-- begin --

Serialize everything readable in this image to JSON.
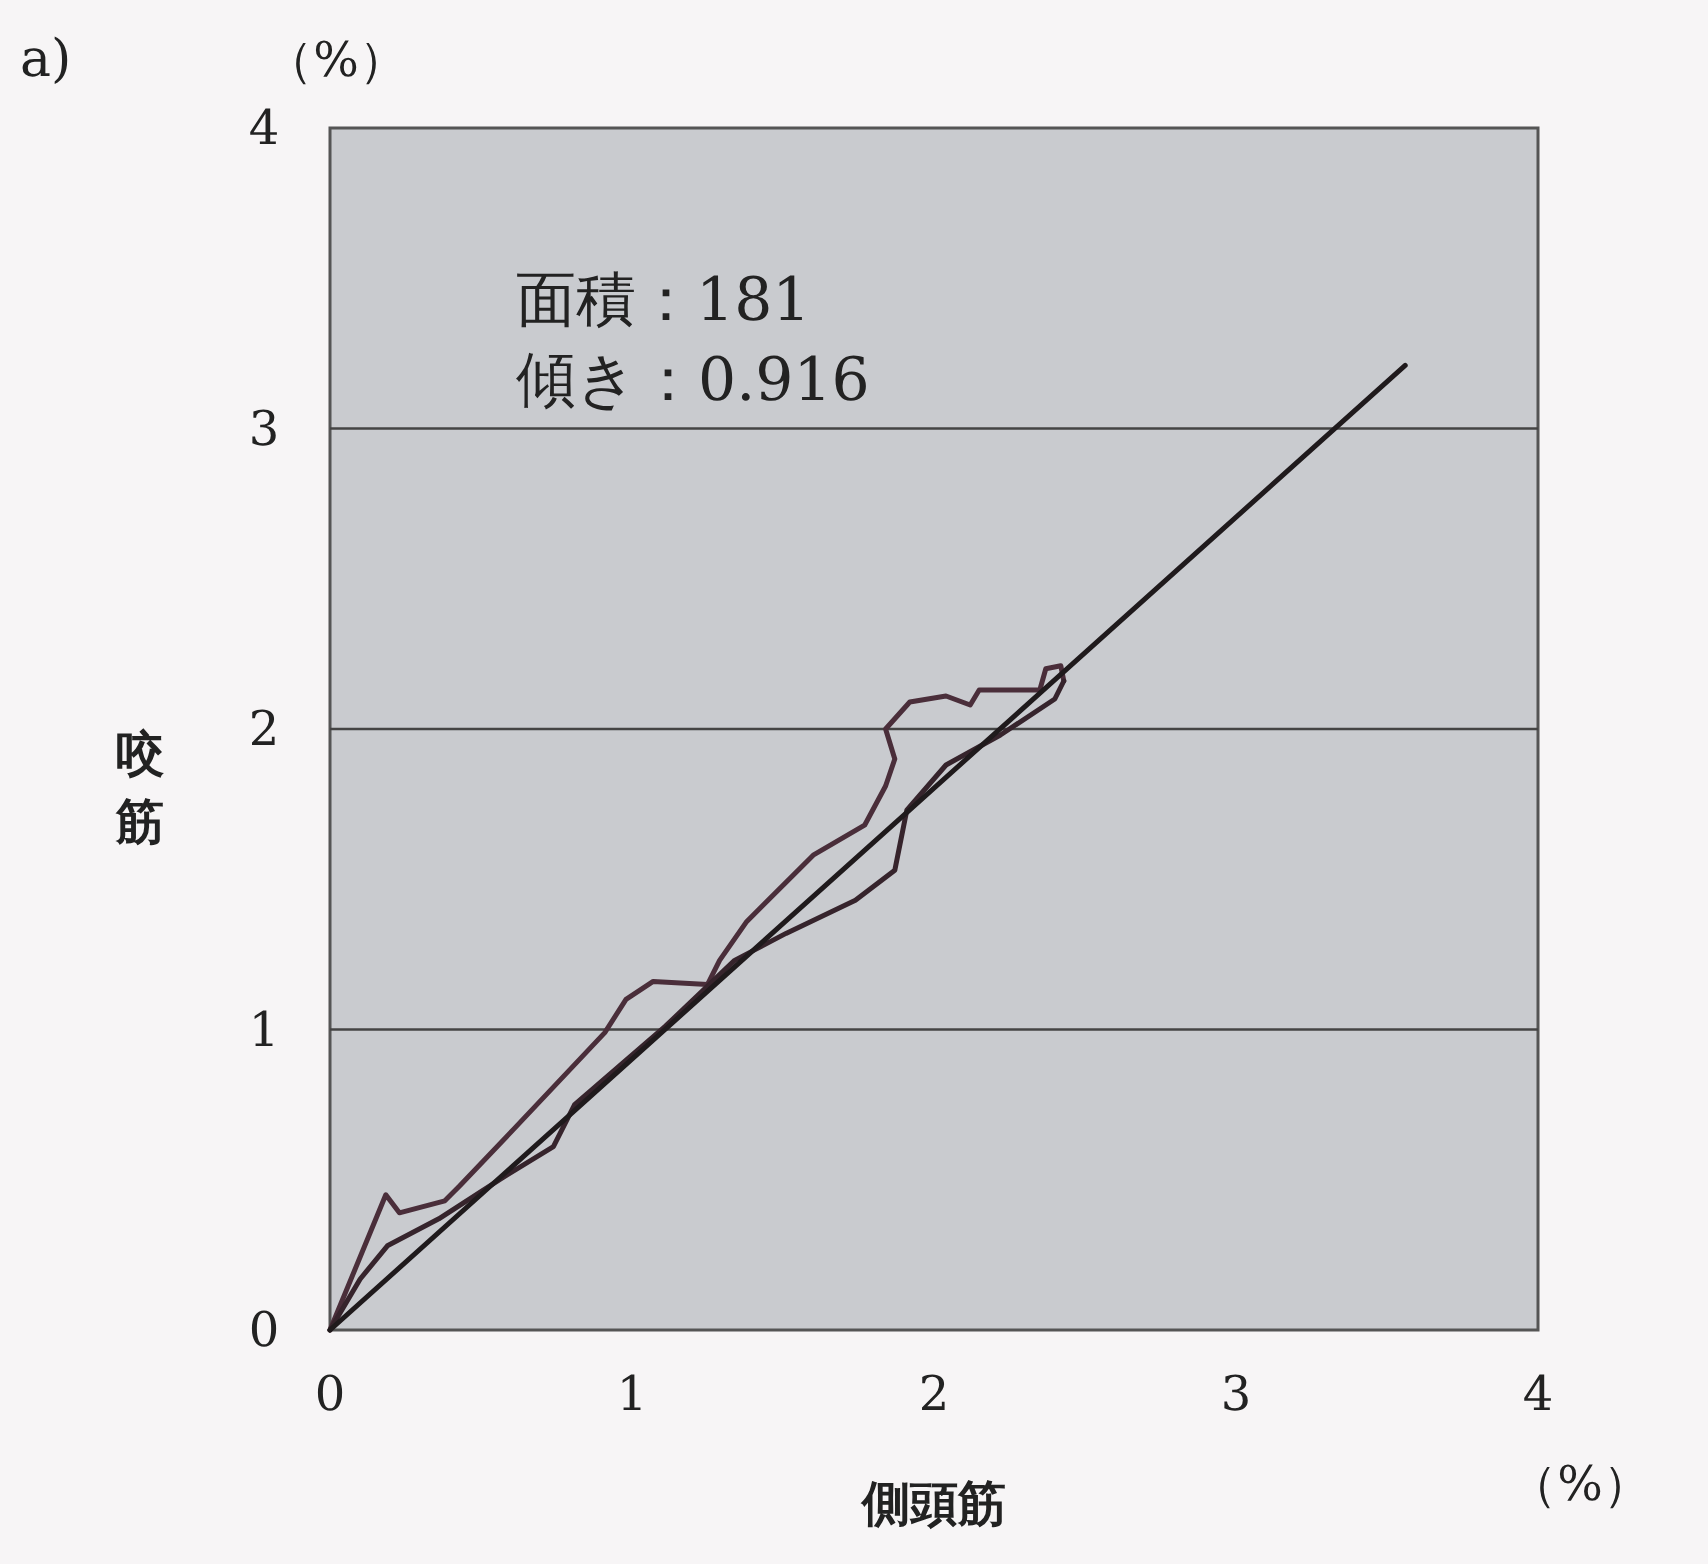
{
  "chart_data": {
    "type": "line",
    "xlabel": "側頭筋",
    "ylabel": "咬筋",
    "annotations": [
      "a)",
      "（%）",
      "（%）",
      "面積：181",
      "傾き：0.916"
    ],
    "xlim": [
      0,
      4
    ],
    "ylim": [
      0,
      4
    ],
    "xticks": [
      0,
      1,
      2,
      3,
      4
    ],
    "yticks": [
      0,
      1,
      2,
      3,
      4
    ],
    "grid": "y",
    "series": [
      {
        "color": "#4a2e3a",
        "x": [
          0,
          0.185,
          0.23,
          0.38,
          0.43,
          0.61,
          0.91,
          0.98,
          1.07,
          1.25,
          1.29,
          1.38,
          1.6,
          1.77,
          1.84,
          1.87,
          1.84,
          1.92,
          2.04,
          2.12,
          2.15,
          2.35,
          2.37,
          2.42,
          2.43
        ],
        "values": [
          0,
          0.45,
          0.39,
          0.43,
          0.48,
          0.67,
          0.99,
          1.1,
          1.16,
          1.15,
          1.23,
          1.36,
          1.58,
          1.68,
          1.81,
          1.9,
          2.0,
          2.09,
          2.11,
          2.08,
          2.13,
          2.13,
          2.2,
          2.21,
          2.16
        ]
      },
      {
        "color": "#36242c",
        "x": [
          2.43,
          2.4,
          2.22,
          2.04,
          1.91,
          1.87,
          1.74,
          1.51,
          1.34,
          1.11,
          0.81,
          0.74,
          0.56,
          0.36,
          0.19,
          0.1,
          0
        ],
        "values": [
          2.16,
          2.1,
          1.98,
          1.88,
          1.73,
          1.53,
          1.43,
          1.32,
          1.23,
          1.01,
          0.75,
          0.61,
          0.5,
          0.37,
          0.28,
          0.17,
          0
        ]
      },
      {
        "color": "#1f1a1c",
        "x": [
          0,
          3.56
        ],
        "values": [
          0,
          3.21
        ]
      }
    ]
  }
}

-- end --

**Challenge**
Do not include the images; transcribe the rest of the listing exactly.

**Complete response**
Serialize everything readable in this image to JSON.
{
  "chart_data": {
    "type": "line",
    "xlabel": "側頭筋",
    "ylabel": "咬筋",
    "annotations": [
      "a)",
      "（%）",
      "（%）",
      "面積：181",
      "傾き：0.916"
    ],
    "xlim": [
      0,
      4
    ],
    "ylim": [
      0,
      4
    ],
    "xticks": [
      0,
      1,
      2,
      3,
      4
    ],
    "yticks": [
      0,
      1,
      2,
      3,
      4
    ],
    "grid": "y",
    "series": [
      {
        "color": "#4a2e3a",
        "x": [
          0,
          0.185,
          0.23,
          0.38,
          0.43,
          0.61,
          0.91,
          0.98,
          1.07,
          1.25,
          1.29,
          1.38,
          1.6,
          1.77,
          1.84,
          1.87,
          1.84,
          1.92,
          2.04,
          2.12,
          2.15,
          2.35,
          2.37,
          2.42,
          2.43
        ],
        "values": [
          0,
          0.45,
          0.39,
          0.43,
          0.48,
          0.67,
          0.99,
          1.1,
          1.16,
          1.15,
          1.23,
          1.36,
          1.58,
          1.68,
          1.81,
          1.9,
          2.0,
          2.09,
          2.11,
          2.08,
          2.13,
          2.13,
          2.2,
          2.21,
          2.16
        ]
      },
      {
        "color": "#36242c",
        "x": [
          2.43,
          2.4,
          2.22,
          2.04,
          1.91,
          1.87,
          1.74,
          1.51,
          1.34,
          1.11,
          0.81,
          0.74,
          0.56,
          0.36,
          0.19,
          0.1,
          0
        ],
        "values": [
          2.16,
          2.1,
          1.98,
          1.88,
          1.73,
          1.53,
          1.43,
          1.32,
          1.23,
          1.01,
          0.75,
          0.61,
          0.5,
          0.37,
          0.28,
          0.17,
          0
        ]
      },
      {
        "color": "#1f1a1c",
        "x": [
          0,
          3.56
        ],
        "values": [
          0,
          3.21
        ]
      }
    ]
  }
}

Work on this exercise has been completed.